WHAT THIS TASK INVOLVES → Your task is to repeat all of the material exactly.

───── GIVEN DATA

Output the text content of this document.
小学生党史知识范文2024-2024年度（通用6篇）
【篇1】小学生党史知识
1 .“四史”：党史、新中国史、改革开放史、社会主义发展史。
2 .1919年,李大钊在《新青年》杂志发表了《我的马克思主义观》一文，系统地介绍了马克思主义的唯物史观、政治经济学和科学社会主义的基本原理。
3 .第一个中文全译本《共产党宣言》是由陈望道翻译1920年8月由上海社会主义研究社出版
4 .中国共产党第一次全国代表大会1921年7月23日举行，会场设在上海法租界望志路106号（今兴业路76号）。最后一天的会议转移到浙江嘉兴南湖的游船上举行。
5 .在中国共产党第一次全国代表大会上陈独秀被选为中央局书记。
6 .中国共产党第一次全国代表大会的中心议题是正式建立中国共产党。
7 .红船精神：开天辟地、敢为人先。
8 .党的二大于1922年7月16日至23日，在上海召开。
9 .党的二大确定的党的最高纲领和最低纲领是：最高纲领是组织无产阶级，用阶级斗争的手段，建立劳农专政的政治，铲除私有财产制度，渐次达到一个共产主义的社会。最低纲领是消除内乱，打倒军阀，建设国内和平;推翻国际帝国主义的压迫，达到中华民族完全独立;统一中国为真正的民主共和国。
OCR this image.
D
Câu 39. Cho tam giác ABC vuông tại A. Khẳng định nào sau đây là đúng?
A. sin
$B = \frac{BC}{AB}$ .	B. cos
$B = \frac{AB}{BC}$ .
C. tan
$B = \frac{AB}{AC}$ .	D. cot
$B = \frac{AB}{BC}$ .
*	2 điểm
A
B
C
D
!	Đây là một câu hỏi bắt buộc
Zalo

──────────

ANSWER TO THIS PROBLEM →
Output the text content of this document.
小学生党史知识范文2024-2024年度（通用6篇）
【篇1】小学生党史知识
1 .“四史”：党史、新中国史、改革开放史、社会主义发展史。
2 .1919年,李大钊在《新青年》杂志发表了《我的马克思主义观》一文，系统地介绍了马克思主义的唯物史观、政治经济学和科学社会主义的基本原理。
3 .第一个中文全译本《共产党宣言》是由陈望道翻译1920年8月由上海社会主义研究社出版
4 .中国共产党第一次全国代表大会1921年7月23日举行，会场设在上海法租界望志路106号（今兴业路76号）。最后一天的会议转移到浙江嘉兴南湖的游船上举行。
5 .在中国共产党第一次全国代表大会上陈独秀被选为中央局书记。
6 .中国共产党第一次全国代表大会的中心议题是正式建立中国共产党。
7 .红船精神：开天辟地、敢为人先。
8 .党的二大于1922年7月16日至23日，在上海召开。
9 .党的二大确定的党的最高纲领和最低纲领是：最高纲领是组织无产阶级，用阶级斗争的手段，建立劳农专政的政治，铲除私有财产制度，渐次达到一个共产主义的社会。最低纲领是消除内乱，打倒军阀，建设国内和平;推翻国际帝国主义的压迫，达到中华民族完全独立;统一中国为真正的民主共和国。
OCR this image.
D
Câu 39. Cho tam giác ABC vuông tại A. Khẳng định nào sau đây là đúng?
A. sin
$B = \frac{BC}{AB}$ .	B. cos
$B = \frac{AB}{BC}$ .
C. tan
$B = \frac{AB}{AC}$ .	D. cot
$B = \frac{AB}{BC}$ .
*	2 điểm
A
B
C
D
!	Đây là một câu hỏi bắt buộc
Zalo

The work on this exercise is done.